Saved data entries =
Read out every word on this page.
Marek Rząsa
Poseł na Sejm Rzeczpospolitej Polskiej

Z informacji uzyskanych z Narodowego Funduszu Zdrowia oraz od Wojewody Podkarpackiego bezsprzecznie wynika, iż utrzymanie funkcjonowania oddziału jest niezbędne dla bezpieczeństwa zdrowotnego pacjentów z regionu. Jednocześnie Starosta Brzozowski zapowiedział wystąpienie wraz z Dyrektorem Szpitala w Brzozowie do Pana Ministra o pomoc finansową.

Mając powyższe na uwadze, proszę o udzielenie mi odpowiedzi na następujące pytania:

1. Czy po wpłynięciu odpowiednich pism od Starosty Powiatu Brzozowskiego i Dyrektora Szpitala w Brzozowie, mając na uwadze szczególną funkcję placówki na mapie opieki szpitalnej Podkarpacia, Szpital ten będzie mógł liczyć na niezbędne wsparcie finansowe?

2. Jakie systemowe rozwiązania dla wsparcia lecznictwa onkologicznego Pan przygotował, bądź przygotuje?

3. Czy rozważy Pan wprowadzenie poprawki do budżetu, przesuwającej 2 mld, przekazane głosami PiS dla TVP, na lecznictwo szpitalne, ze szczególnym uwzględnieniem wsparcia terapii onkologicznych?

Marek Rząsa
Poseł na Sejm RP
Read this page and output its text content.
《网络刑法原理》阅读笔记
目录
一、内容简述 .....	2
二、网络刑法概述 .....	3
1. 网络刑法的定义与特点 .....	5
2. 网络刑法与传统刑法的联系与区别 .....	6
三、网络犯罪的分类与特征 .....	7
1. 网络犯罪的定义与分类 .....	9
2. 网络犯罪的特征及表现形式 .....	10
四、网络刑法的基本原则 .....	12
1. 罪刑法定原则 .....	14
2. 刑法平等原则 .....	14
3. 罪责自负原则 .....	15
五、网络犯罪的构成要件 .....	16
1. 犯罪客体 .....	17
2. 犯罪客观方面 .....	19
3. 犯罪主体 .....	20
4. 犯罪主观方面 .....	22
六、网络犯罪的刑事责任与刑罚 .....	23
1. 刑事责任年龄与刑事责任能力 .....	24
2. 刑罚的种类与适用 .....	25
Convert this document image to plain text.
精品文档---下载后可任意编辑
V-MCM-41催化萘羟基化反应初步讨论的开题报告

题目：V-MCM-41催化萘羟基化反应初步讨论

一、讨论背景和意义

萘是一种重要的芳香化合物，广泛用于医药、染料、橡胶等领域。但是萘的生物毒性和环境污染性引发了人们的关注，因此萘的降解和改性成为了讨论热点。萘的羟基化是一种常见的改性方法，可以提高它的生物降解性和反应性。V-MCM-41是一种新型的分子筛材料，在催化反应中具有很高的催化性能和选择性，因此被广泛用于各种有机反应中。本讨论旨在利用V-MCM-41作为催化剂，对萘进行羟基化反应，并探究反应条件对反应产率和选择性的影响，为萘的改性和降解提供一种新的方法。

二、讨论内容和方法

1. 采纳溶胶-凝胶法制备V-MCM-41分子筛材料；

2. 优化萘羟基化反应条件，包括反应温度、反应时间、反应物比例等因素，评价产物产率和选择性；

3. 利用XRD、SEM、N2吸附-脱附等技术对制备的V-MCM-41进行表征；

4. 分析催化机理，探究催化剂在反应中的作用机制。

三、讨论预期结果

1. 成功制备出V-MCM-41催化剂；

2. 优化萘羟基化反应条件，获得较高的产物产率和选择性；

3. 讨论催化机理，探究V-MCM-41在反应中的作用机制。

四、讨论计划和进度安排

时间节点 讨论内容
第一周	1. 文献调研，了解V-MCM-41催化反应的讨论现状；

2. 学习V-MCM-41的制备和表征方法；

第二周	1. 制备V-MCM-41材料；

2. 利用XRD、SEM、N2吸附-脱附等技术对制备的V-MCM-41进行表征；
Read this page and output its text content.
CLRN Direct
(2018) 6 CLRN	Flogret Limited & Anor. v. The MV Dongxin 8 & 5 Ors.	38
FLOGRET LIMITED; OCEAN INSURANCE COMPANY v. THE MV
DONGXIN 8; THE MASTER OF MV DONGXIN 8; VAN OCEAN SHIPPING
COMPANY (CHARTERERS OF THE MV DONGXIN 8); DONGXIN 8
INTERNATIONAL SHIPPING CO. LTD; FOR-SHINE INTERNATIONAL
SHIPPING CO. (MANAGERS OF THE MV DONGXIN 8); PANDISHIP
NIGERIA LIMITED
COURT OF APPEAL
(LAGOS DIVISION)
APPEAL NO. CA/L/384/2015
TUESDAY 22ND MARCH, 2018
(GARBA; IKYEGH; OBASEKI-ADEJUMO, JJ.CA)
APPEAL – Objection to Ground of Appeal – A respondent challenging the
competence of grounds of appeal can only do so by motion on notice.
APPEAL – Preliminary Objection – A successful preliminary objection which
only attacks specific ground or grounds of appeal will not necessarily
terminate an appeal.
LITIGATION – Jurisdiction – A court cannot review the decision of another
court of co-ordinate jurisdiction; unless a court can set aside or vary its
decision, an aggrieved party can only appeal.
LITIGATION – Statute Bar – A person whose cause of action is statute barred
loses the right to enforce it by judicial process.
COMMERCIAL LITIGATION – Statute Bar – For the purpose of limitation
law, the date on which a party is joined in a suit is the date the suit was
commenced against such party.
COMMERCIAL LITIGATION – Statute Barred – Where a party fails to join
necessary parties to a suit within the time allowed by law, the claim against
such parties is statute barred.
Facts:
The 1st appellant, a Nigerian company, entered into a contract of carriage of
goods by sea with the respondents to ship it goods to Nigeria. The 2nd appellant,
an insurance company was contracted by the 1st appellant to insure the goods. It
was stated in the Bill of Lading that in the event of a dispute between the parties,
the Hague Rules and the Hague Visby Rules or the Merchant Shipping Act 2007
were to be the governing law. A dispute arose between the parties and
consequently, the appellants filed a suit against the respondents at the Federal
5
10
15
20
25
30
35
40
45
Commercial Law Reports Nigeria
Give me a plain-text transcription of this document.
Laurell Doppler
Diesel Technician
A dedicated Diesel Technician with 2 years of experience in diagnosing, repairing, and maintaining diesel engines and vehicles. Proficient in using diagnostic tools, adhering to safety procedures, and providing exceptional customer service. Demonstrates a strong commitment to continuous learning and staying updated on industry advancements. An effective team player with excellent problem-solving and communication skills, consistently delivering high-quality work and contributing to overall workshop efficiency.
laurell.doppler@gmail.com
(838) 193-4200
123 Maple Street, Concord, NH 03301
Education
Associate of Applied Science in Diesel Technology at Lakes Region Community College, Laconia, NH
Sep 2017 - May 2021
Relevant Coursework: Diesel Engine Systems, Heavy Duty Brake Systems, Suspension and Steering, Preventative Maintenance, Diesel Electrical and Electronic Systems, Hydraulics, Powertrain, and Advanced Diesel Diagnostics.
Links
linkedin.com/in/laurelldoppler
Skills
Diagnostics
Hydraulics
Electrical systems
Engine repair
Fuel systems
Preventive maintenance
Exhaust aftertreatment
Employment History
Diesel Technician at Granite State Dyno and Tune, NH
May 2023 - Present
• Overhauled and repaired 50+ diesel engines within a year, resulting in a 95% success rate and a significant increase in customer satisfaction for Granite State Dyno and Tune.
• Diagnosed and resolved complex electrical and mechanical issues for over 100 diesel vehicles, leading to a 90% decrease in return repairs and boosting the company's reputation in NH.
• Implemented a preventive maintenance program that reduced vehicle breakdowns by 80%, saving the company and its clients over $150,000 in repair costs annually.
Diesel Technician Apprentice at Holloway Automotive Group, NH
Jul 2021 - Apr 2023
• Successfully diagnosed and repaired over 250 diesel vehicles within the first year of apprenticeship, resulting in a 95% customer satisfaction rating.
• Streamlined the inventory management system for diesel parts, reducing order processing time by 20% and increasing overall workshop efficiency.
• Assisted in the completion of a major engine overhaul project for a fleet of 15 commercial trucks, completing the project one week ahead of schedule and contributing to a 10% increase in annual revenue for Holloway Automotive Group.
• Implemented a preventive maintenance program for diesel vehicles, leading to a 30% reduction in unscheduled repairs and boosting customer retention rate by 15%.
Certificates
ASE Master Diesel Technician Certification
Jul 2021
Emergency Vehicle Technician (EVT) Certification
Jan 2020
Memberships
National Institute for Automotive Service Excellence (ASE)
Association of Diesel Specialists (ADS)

Direction =
Return every line containing "parties".

The solution =
necessary parties to a suit within the time allowed by law, the claim against
such parties is statute barred.
was stated in the Bill of Lading that in the event of a dispute between the parties,
were to be the governing law. A dispute arose between the parties and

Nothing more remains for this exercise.